**Task data:**
====================

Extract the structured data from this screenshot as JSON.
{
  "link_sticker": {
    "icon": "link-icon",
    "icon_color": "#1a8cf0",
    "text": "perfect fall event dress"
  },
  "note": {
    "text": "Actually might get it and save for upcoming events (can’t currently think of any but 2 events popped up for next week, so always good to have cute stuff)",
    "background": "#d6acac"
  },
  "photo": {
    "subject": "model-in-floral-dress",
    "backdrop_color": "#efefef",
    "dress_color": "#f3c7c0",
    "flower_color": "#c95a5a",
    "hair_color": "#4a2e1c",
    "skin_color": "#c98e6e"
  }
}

====================

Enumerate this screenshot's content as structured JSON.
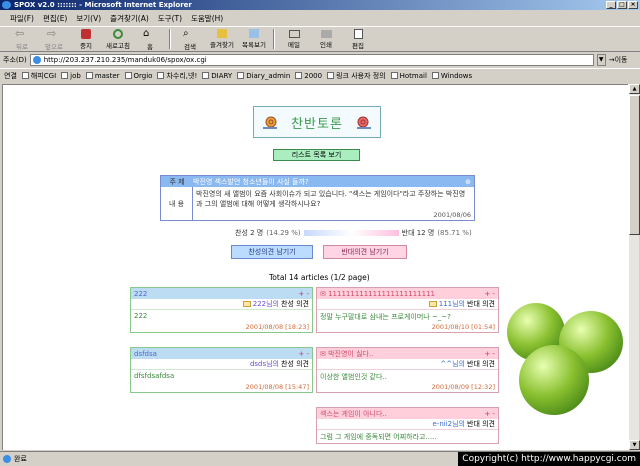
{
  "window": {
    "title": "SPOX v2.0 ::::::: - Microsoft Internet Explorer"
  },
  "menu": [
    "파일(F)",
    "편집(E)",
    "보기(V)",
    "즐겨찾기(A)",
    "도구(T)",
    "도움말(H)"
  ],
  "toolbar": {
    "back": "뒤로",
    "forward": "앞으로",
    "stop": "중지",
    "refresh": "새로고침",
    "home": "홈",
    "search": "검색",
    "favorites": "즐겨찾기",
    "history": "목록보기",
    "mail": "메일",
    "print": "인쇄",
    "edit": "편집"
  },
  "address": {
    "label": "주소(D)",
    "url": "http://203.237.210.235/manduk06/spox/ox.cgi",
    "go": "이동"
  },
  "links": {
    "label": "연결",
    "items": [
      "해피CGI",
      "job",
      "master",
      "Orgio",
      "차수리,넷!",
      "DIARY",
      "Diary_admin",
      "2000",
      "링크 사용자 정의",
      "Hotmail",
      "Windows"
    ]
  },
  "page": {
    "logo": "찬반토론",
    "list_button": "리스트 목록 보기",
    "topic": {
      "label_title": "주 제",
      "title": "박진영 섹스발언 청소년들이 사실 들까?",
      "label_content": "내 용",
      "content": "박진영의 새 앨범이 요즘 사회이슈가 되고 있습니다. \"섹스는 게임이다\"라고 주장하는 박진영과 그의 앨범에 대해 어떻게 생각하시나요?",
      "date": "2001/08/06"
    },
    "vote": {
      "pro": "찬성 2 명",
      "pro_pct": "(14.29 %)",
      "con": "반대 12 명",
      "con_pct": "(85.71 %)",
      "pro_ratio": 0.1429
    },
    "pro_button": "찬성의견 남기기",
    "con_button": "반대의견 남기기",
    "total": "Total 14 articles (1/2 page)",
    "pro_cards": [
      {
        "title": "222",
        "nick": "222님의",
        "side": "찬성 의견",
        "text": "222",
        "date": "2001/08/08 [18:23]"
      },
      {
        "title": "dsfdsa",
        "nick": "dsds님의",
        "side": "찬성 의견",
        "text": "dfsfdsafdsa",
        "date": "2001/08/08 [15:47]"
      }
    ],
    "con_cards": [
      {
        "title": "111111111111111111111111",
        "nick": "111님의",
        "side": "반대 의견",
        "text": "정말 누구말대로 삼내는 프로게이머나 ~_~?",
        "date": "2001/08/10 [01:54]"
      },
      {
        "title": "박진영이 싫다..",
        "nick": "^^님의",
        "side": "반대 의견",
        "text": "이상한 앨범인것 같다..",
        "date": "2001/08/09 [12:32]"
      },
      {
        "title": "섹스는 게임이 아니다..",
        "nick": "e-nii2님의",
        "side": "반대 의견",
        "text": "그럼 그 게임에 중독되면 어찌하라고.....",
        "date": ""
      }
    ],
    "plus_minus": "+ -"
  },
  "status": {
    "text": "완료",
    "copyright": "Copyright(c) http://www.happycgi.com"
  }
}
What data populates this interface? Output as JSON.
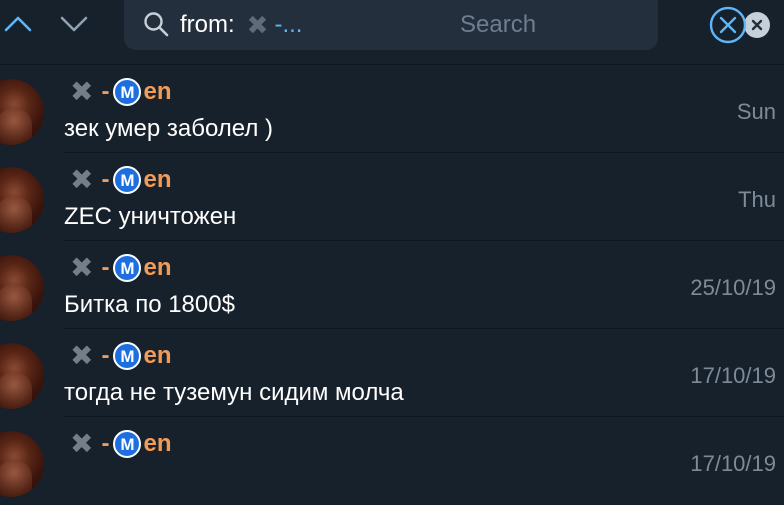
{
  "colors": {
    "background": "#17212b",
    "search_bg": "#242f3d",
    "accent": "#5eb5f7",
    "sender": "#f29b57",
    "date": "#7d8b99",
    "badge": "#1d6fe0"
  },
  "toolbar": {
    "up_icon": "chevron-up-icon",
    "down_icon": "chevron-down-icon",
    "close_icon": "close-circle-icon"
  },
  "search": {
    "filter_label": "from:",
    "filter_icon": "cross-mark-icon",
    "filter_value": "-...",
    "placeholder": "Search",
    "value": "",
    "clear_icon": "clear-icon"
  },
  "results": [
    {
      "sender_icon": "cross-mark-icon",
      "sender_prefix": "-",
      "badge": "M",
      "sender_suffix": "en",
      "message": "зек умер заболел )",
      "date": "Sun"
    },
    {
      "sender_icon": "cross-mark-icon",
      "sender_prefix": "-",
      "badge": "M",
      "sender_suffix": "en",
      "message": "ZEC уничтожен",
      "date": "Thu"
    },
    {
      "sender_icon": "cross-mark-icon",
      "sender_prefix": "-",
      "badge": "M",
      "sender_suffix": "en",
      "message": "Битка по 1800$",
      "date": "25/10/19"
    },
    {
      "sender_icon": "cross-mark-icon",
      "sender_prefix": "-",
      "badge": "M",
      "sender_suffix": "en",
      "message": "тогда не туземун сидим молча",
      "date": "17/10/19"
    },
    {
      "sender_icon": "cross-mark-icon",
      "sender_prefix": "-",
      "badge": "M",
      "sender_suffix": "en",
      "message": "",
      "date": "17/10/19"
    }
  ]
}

====================

**What you should do:**
Copy all lines from the material that hold "screenshot".

**Written answer:**
Extract the structured data from this screenshot as JSON.
Enumerate this screenshot's content as structured JSON.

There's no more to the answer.